— WHAT THIS TASK INVOLVES —
Print the part of the essay on femininity that begins at the words "It is about" and ends after "feeding my base desires.". Reproduce it word for word.

When My Femininity Came Knocking

For over two years now, I have been single and celibate, not so much as kissing a man in that time.  Somehow, it is the celibate part that gets attention more than the single part.  Somehow, it has become ‘unhealthy,’ and I am denying myself ‘the expression of my femininity,’ like sex can somehow make one feel more like a woman than any other thing in the world.  Sometimes I believe these ideas that have been cast upon me by other people.   And sometimes, when I have spent four days in spandex (not the same pieces for all four days of course), and I’m covered sweat yet again, both my own, and other people’s, I do have moments when I feel a bit less than feminine.

So it was nice to put on a dress and heels, and catch a random man cast an appreciative glance, smile or even greeting my way.  To this stranger, I am not the yoga teacher, the person who fixes his posture or the person he shares his aches an pains with.  I am not the person who cashes the till or locks the studio up at the end of the day.  I am not the asexual best friend who he jokes around with.  He doesn’t know the decisions I’ve made and the thoughts in my head.  To this man, I was just a woman walking down the street who might give him my number or go home with him.

Perhaps, given the chance, the encounter could have progressed. When I was younger, believing that every avenue needed to be explored, it probably would have.  Perhaps numbers would have been exchanged.  A call here.  A text there.  Trying too hard to make something happen when it could have been left as a nice random exchange.  Perhaps I would have tried to make him like me because the more men wanted me, the more of a woman it made me feel like.  I was never a flirt, but that didn’t mean I that I didn’t sometimes wonder if the amount of attention received meant that one was a better woman than another.  Those thoughts always flew away as quickly as they came however.

There were always more interesting things I wanted to do and learn.

There were people I wanted to meet and know; their stories, their lives.

And in these explorations, and doing things, I am too learning that the expression of femininity might not be limited to the late night trysts you have with a man in darkness.  If it is, I want more than that.  Perhaps I am old fashioned, but I am learning that femininity is more than looking like a stereotype of what the average male wants you to look like.  It is not the long hair, or the diets, or the oh so flirty way you say his name as you saunter towards him.  It is less than that, and it is more than that.

It is about how you feel.

I am in my feminine when I am bathed in sweat, dancing between the postures.  When I have spent a day in spandex, or elbow deep in numbers trying to find that missing link in the counting.  I am there as I sit here in my towel, exploring these thoughts.  When I am the shoulder to cry on, the teacher, the best friend, the sister, the daughter and even when I am cracking the whip.  I am in it as I sink in the bath at the end of the day, and I am in it as I haul a box across the way.  I am in it in my anger, frustration, sadness, disappointment, happiness, joy.  It is there when in my interactions, when I speak, touch, listen, and love.  It is in, and a part of me and no person has a right to say that I am not honouring it by not feeding my base desires.

And perhaps, my deeper desires are stronger than my base desires.  That desire to be seen as a whole, a person, a friend.  Perhaps my femininity is in wanting to turn things inside out, to stand there emotionally and mentally vulnerable, to allow him to see me from within and move from there.  Perhaps, in my 33rd year, I am starting to believe that romance is not a roll between the sheets, but conversation and deep friendships instead, and that as a woman, I owe myself this right to hold any part of myself back until I feel completely ready to share it.

Perhaps, I am learning that instead of jumping into the arms of a random person who is attracted to me on sight, I would rather be with the person who knows me.  Perhaps, right now, my femininity is expressing itself in the ability to let go of instant gratification, slow it down, appreciate the journey and just allow space for things to happen.

— GIVEN ENTRIES —
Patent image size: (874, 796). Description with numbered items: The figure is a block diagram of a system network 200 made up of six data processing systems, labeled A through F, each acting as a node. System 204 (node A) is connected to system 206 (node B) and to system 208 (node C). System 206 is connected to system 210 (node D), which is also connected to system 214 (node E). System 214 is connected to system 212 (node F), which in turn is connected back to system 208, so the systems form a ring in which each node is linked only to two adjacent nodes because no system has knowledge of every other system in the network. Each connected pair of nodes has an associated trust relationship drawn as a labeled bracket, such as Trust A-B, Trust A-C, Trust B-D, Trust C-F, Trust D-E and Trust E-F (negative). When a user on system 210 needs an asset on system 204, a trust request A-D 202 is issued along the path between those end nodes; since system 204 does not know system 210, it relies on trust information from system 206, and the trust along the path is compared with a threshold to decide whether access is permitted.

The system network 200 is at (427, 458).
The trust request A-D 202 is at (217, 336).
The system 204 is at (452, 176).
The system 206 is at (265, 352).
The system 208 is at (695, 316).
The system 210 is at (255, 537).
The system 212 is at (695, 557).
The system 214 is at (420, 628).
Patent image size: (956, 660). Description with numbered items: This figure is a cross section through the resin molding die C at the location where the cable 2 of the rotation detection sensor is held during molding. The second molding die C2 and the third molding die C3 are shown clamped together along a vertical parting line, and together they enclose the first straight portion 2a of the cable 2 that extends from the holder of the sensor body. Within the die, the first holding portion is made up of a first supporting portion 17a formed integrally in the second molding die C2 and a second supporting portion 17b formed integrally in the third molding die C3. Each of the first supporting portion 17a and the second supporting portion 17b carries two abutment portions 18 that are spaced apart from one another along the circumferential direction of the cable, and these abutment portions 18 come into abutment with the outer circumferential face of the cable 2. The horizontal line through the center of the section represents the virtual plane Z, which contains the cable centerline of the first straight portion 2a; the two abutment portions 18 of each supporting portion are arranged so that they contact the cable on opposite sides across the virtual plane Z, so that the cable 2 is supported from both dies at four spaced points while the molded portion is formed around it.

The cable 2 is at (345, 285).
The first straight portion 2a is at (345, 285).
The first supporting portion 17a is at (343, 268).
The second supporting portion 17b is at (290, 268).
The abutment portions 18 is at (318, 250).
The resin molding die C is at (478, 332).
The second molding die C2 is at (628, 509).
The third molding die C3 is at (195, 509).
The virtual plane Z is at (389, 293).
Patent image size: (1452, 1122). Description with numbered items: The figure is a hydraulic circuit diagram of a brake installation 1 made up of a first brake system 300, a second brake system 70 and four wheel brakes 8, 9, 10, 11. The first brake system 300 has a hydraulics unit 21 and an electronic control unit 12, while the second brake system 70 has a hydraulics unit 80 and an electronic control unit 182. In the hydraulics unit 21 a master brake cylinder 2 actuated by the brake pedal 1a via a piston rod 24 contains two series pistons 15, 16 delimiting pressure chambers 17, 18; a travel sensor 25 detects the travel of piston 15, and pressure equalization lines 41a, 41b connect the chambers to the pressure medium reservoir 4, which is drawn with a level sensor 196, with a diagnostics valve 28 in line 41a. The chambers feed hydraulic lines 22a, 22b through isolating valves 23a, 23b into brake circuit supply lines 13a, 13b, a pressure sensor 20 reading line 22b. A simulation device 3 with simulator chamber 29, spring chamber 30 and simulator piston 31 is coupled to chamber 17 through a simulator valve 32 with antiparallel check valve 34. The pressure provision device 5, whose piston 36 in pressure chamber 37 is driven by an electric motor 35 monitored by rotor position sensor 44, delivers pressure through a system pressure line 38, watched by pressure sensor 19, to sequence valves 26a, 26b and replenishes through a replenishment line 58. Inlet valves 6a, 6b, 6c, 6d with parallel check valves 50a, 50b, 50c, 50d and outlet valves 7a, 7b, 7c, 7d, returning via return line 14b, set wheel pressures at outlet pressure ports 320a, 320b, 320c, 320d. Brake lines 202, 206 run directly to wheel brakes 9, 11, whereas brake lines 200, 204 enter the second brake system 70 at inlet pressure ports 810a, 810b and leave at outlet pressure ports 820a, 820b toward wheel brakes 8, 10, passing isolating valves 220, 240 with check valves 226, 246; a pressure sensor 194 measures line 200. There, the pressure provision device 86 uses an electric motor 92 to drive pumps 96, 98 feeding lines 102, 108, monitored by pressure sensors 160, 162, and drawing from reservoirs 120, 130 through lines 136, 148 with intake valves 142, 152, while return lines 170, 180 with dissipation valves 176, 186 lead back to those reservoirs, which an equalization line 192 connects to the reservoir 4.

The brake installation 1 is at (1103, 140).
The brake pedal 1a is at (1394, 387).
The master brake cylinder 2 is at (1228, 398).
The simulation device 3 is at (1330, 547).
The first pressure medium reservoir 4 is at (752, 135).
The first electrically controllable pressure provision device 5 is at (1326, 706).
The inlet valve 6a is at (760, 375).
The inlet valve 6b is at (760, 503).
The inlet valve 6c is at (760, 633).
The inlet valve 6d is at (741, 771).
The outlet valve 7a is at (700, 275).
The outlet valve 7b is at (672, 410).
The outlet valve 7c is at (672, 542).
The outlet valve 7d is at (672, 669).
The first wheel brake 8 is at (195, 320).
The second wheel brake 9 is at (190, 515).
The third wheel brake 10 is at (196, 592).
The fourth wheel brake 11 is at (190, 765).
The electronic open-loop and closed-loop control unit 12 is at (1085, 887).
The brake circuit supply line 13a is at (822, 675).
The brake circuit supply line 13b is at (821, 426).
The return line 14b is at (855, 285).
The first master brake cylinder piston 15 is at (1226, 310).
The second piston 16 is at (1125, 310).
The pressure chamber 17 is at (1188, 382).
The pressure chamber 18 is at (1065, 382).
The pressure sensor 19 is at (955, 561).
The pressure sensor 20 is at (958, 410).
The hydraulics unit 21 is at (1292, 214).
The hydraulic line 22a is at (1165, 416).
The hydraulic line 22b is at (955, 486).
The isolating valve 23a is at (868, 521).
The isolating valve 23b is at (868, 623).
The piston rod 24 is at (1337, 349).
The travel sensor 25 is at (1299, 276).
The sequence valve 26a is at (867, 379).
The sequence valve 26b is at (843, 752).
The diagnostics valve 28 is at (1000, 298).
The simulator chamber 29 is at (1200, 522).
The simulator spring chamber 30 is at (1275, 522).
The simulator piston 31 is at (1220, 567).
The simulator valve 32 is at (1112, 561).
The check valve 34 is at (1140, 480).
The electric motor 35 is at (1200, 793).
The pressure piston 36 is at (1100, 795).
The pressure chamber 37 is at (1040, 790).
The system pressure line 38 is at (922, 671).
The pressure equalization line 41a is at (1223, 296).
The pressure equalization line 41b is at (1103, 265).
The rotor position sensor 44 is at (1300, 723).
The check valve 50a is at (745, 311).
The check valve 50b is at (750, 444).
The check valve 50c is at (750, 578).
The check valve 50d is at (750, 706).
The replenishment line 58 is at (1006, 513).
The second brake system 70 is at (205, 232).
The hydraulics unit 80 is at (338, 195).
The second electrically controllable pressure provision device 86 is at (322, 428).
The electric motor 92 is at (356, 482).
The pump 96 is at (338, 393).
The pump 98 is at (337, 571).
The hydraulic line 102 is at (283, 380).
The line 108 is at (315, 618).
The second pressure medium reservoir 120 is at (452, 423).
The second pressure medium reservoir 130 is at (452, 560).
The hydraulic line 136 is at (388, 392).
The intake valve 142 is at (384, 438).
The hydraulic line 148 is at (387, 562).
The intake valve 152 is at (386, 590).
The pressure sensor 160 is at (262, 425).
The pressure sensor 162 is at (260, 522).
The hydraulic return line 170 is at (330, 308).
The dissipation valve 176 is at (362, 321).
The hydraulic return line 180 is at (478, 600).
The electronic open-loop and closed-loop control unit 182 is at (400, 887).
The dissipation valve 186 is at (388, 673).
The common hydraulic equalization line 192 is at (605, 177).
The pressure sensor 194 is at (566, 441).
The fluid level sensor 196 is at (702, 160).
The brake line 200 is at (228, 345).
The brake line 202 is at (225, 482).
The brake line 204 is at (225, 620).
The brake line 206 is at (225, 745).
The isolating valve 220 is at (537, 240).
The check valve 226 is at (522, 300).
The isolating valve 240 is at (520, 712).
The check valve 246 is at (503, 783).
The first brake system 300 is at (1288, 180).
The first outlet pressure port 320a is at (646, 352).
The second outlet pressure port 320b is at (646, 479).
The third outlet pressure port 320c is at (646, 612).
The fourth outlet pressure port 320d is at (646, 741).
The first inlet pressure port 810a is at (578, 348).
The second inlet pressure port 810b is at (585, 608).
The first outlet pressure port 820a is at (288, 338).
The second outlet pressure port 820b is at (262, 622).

— TASK SOLUTION —
It is about how you feel.

I am in my feminine when I am bathed in sweat, dancing between the postures.  When I have spent a day in spandex, or elbow deep in numbers trying to find that missing link in the counting.  I am there as I sit here in my towel, exploring these thoughts.  When I am the shoulder to cry on, the teacher, the best friend, the sister, the daughter and even when I am cracking the whip.  I am in it as I sink in the bath at the end of the day, and I am in it as I haul a box across the way.  I am in it in my anger, frustration, sadness, disappointment, happiness, joy.  It is there when in my interactions, when I speak, touch, listen, and love.  It is in, and a part of me and no person has a right to say that I am not honouring it by not feeding my base desires.